● **What is expected**:
Look through the data below. Show each line where the string "maximale" occurs.

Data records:
------
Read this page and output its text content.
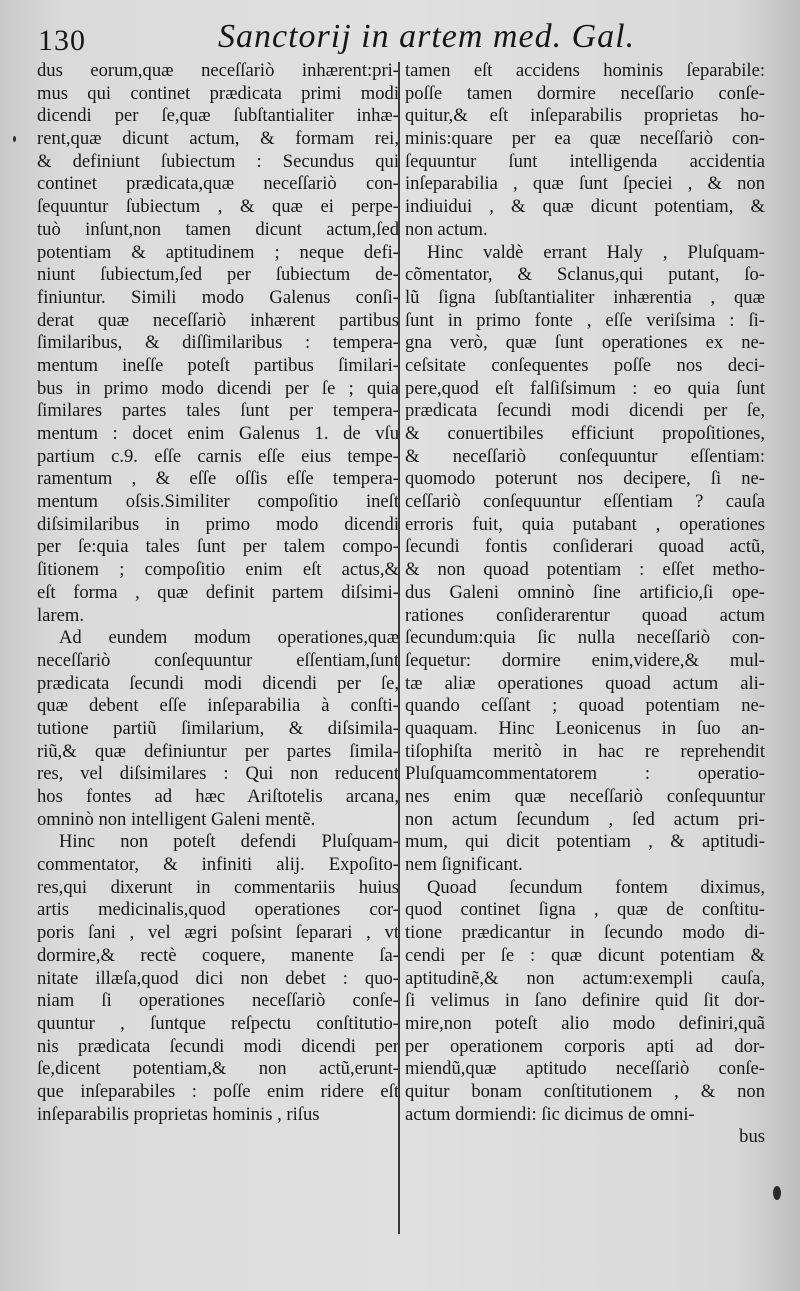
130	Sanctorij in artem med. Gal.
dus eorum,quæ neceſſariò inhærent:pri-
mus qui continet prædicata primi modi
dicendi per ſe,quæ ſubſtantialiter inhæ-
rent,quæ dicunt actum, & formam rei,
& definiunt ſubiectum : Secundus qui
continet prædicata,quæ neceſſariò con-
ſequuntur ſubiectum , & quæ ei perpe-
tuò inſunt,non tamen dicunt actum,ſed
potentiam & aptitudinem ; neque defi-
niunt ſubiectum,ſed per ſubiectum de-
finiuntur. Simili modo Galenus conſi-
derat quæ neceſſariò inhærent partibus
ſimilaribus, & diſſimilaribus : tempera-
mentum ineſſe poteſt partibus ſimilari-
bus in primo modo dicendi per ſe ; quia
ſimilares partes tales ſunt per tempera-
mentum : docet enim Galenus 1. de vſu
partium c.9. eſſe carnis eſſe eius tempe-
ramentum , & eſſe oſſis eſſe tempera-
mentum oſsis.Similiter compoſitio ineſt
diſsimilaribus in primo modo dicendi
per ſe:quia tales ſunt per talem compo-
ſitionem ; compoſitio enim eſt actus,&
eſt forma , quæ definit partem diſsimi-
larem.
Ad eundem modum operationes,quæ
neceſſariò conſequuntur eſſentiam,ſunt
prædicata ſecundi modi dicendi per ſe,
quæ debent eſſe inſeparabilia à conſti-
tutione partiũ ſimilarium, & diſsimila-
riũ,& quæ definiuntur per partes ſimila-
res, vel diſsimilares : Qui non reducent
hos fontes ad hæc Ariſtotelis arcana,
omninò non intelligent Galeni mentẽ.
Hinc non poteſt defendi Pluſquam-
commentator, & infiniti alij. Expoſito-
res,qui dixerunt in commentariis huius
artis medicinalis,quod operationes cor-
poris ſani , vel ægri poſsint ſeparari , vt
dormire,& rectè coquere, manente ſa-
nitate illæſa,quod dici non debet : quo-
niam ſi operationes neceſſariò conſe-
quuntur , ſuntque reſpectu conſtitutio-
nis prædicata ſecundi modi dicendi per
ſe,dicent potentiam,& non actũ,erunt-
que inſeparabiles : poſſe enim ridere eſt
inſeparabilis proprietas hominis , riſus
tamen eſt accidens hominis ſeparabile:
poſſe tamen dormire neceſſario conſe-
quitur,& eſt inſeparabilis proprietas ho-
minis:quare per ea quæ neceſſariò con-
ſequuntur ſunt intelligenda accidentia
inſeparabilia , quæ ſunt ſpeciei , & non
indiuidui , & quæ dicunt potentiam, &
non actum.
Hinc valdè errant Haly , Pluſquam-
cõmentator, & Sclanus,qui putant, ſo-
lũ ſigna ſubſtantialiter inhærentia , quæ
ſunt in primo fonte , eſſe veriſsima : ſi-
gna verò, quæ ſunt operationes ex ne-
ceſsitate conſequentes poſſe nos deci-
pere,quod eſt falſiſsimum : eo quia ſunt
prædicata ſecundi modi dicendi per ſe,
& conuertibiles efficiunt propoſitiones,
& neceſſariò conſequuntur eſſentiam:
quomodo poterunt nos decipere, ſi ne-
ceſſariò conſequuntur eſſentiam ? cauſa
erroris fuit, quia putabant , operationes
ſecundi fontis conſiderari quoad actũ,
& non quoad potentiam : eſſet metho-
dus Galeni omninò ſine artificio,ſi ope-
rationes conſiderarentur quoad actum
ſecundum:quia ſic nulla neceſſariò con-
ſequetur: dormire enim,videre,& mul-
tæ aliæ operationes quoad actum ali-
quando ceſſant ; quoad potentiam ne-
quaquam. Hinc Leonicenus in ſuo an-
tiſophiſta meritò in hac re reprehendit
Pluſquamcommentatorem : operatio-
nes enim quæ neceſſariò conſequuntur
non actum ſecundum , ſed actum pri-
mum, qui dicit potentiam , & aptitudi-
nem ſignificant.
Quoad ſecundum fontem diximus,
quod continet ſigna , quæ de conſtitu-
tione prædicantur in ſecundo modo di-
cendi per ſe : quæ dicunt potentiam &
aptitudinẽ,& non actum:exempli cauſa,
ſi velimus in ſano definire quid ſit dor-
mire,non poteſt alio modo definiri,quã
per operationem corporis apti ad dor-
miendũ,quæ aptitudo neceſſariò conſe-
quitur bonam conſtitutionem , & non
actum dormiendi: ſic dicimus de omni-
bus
------
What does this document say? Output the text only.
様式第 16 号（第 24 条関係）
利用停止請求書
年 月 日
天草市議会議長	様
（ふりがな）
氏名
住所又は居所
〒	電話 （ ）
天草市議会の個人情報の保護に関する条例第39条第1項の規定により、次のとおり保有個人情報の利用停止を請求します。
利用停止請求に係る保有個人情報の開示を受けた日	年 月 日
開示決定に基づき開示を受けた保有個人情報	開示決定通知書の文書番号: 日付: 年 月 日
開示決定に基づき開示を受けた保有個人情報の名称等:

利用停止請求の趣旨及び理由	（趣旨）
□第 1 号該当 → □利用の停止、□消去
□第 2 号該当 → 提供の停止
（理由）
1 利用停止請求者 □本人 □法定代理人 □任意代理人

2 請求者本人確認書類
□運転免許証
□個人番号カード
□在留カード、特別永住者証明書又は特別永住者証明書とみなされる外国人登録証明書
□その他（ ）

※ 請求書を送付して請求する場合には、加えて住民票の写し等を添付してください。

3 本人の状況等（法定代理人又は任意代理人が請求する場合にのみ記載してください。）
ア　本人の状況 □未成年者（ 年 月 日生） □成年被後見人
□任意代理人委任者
------
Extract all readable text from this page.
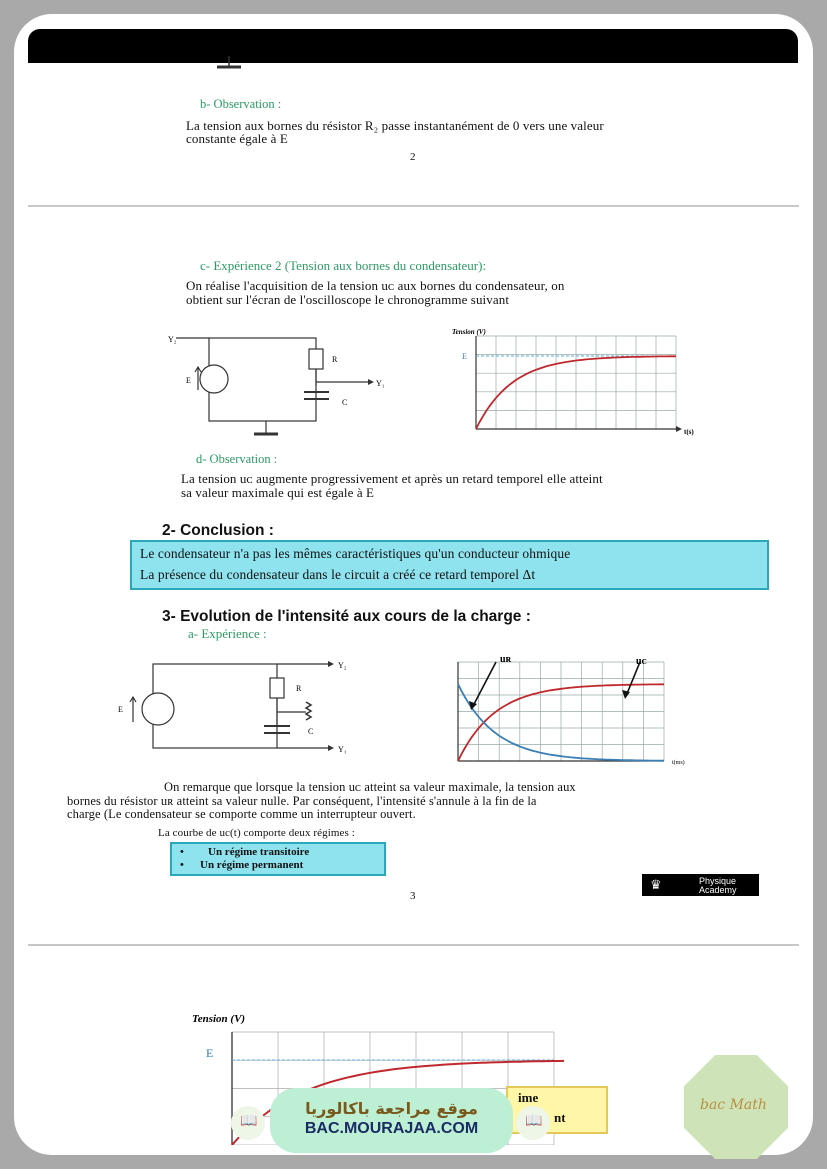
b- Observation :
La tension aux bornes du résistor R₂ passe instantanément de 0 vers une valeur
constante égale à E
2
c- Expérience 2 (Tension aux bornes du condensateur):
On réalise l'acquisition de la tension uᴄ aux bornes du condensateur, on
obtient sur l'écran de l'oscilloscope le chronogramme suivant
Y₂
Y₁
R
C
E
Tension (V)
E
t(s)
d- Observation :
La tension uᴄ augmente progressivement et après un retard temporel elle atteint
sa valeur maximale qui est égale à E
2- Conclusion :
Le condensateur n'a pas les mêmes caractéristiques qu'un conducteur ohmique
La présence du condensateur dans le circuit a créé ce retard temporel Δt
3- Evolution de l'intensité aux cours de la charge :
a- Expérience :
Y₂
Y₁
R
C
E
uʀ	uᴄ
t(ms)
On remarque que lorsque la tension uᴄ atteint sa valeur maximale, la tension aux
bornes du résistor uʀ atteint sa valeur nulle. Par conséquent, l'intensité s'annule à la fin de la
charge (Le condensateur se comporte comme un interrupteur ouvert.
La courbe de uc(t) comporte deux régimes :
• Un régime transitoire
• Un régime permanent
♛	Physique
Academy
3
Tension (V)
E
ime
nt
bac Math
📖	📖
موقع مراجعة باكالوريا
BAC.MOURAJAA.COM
------
● **In response**:
sa valeur maximale qui est égale à E
On remarque que lorsque la tension uᴄ atteint sa valeur maximale, la tension aux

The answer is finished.